THE DATA:
--- Start ---
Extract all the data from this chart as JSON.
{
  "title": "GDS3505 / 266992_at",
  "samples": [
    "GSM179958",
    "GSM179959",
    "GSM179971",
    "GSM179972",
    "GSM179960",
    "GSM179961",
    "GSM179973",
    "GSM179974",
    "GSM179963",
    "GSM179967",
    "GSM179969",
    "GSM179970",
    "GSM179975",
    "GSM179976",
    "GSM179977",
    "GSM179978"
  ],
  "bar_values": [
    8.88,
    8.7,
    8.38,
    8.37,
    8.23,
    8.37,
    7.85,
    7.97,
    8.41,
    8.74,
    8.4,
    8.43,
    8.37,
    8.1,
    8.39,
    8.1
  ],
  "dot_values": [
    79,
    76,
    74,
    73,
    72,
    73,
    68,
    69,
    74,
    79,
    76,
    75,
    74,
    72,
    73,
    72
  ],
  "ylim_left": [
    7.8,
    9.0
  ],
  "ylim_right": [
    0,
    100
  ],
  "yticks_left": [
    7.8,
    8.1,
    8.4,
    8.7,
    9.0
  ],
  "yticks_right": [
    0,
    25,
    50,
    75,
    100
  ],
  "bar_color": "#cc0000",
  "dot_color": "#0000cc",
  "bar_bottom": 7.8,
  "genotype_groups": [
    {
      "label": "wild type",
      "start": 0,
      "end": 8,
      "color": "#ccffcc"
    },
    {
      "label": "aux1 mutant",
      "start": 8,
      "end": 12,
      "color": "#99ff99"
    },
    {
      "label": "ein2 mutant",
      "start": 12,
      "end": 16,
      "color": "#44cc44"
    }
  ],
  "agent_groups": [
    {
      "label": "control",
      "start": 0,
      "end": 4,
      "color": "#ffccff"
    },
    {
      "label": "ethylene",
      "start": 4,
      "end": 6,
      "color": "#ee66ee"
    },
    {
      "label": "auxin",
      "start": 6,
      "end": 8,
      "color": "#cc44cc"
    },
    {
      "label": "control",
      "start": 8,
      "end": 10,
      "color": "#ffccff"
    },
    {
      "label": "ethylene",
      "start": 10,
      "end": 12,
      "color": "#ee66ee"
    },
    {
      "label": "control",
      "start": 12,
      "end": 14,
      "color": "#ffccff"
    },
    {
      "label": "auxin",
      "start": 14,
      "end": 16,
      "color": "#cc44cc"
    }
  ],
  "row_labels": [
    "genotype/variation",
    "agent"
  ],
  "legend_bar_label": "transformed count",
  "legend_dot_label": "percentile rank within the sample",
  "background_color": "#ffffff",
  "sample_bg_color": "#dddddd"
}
--- End ---
AIM: Copy all of the material word for word.

THE ANSWER:
Extract all the data from this chart as JSON.
{
  "title": "GDS3505 / 266992_at",
  "samples": [
    "GSM179958",
    "GSM179959",
    "GSM179971",
    "GSM179972",
    "GSM179960",
    "GSM179961",
    "GSM179973",
    "GSM179974",
    "GSM179963",
    "GSM179967",
    "GSM179969",
    "GSM179970",
    "GSM179975",
    "GSM179976",
    "GSM179977",
    "GSM179978"
  ],
  "bar_values": [
    8.88,
    8.7,
    8.38,
    8.37,
    8.23,
    8.37,
    7.85,
    7.97,
    8.41,
    8.74,
    8.4,
    8.43,
    8.37,
    8.1,
    8.39,
    8.1
  ],
  "dot_values": [
    79,
    76,
    74,
    73,
    72,
    73,
    68,
    69,
    74,
    79,
    76,
    75,
    74,
    72,
    73,
    72
  ],
  "ylim_left": [
    7.8,
    9.0
  ],
  "ylim_right": [
    0,
    100
  ],
  "yticks_left": [
    7.8,
    8.1,
    8.4,
    8.7,
    9.0
  ],
  "yticks_right": [
    0,
    25,
    50,
    75,
    100
  ],
  "bar_color": "#cc0000",
  "dot_color": "#0000cc",
  "bar_bottom": 7.8,
  "genotype_groups": [
    {
      "label": "wild type",
      "start": 0,
      "end": 8,
      "color": "#ccffcc"
    },
    {
      "label": "aux1 mutant",
      "start": 8,
      "end": 12,
      "color": "#99ff99"
    },
    {
      "label": "ein2 mutant",
      "start": 12,
      "end": 16,
      "color": "#44cc44"
    }
  ],
  "agent_groups": [
    {
      "label": "control",
      "start": 0,
      "end": 4,
      "color": "#ffccff"
    },
    {
      "label": "ethylene",
      "start": 4,
      "end": 6,
      "color": "#ee66ee"
    },
    {
      "label": "auxin",
      "start": 6,
      "end": 8,
      "color": "#cc44cc"
    },
    {
      "label": "control",
      "start": 8,
      "end": 10,
      "color": "#ffccff"
    },
    {
      "label": "ethylene",
      "start": 10,
      "end": 12,
      "color": "#ee66ee"
    },
    {
      "label": "control",
      "start": 12,
      "end": 14,
      "color": "#ffccff"
    },
    {
      "label": "auxin",
      "start": 14,
      "end": 16,
      "color": "#cc44cc"
    }
  ],
  "row_labels": [
    "genotype/variation",
    "agent"
  ],
  "legend_bar_label": "transformed count",
  "legend_dot_label": "percentile rank within the sample",
  "background_color": "#ffffff",
  "sample_bg_color": "#dddddd"
}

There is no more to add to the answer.